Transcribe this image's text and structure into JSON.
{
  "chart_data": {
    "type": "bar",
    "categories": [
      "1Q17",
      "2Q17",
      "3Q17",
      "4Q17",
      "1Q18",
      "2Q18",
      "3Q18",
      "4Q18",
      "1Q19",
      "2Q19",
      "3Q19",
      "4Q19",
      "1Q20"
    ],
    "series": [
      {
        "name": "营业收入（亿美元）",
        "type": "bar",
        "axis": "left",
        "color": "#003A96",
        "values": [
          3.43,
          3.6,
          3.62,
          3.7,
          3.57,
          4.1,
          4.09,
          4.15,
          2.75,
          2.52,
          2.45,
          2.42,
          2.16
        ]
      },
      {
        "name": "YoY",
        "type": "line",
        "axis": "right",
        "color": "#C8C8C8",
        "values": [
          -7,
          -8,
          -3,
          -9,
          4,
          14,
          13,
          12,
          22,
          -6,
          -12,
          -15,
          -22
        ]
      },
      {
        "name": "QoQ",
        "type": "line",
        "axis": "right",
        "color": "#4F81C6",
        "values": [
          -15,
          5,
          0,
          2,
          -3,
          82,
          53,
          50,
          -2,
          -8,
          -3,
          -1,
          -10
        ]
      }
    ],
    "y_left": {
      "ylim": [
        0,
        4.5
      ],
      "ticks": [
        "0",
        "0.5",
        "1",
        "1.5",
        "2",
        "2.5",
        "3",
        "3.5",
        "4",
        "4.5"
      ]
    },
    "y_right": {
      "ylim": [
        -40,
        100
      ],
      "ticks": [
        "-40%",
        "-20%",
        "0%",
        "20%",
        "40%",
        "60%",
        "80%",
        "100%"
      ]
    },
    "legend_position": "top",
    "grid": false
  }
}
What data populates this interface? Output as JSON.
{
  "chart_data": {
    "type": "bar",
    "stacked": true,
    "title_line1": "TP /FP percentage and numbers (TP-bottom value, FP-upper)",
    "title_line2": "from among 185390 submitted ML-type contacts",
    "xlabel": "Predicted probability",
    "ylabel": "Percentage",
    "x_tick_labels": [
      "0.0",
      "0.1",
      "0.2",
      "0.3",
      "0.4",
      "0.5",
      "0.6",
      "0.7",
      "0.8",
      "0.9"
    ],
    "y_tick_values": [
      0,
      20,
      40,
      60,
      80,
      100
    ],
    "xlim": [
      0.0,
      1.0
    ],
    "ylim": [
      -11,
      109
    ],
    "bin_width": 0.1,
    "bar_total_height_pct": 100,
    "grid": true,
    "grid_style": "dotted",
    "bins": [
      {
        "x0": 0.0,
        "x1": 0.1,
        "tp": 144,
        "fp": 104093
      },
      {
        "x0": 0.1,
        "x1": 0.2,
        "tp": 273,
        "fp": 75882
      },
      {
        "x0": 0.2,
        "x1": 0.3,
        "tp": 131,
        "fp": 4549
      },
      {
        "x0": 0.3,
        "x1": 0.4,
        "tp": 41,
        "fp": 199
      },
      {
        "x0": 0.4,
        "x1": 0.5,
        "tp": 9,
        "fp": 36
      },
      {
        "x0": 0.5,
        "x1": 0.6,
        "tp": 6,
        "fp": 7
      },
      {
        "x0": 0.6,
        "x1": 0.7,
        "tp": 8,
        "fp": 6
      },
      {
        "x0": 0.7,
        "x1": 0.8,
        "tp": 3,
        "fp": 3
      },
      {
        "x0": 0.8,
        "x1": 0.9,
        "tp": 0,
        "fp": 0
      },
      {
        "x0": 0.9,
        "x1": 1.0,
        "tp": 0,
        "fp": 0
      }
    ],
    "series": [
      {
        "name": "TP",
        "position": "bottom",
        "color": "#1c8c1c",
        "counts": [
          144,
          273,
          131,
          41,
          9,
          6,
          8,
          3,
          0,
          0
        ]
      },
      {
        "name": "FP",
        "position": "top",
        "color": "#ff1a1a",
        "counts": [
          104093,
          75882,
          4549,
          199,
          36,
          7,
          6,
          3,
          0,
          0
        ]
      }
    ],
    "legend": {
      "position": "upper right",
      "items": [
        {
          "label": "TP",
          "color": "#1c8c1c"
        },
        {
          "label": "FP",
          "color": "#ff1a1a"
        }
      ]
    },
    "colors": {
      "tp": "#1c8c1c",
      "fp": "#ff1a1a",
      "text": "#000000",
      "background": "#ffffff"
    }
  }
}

**Goal**.
Pull out each line of the entries that contains "JSON".

**Complete response**.
Transcribe this image's text and structure into JSON.
What data populates this interface? Output as JSON.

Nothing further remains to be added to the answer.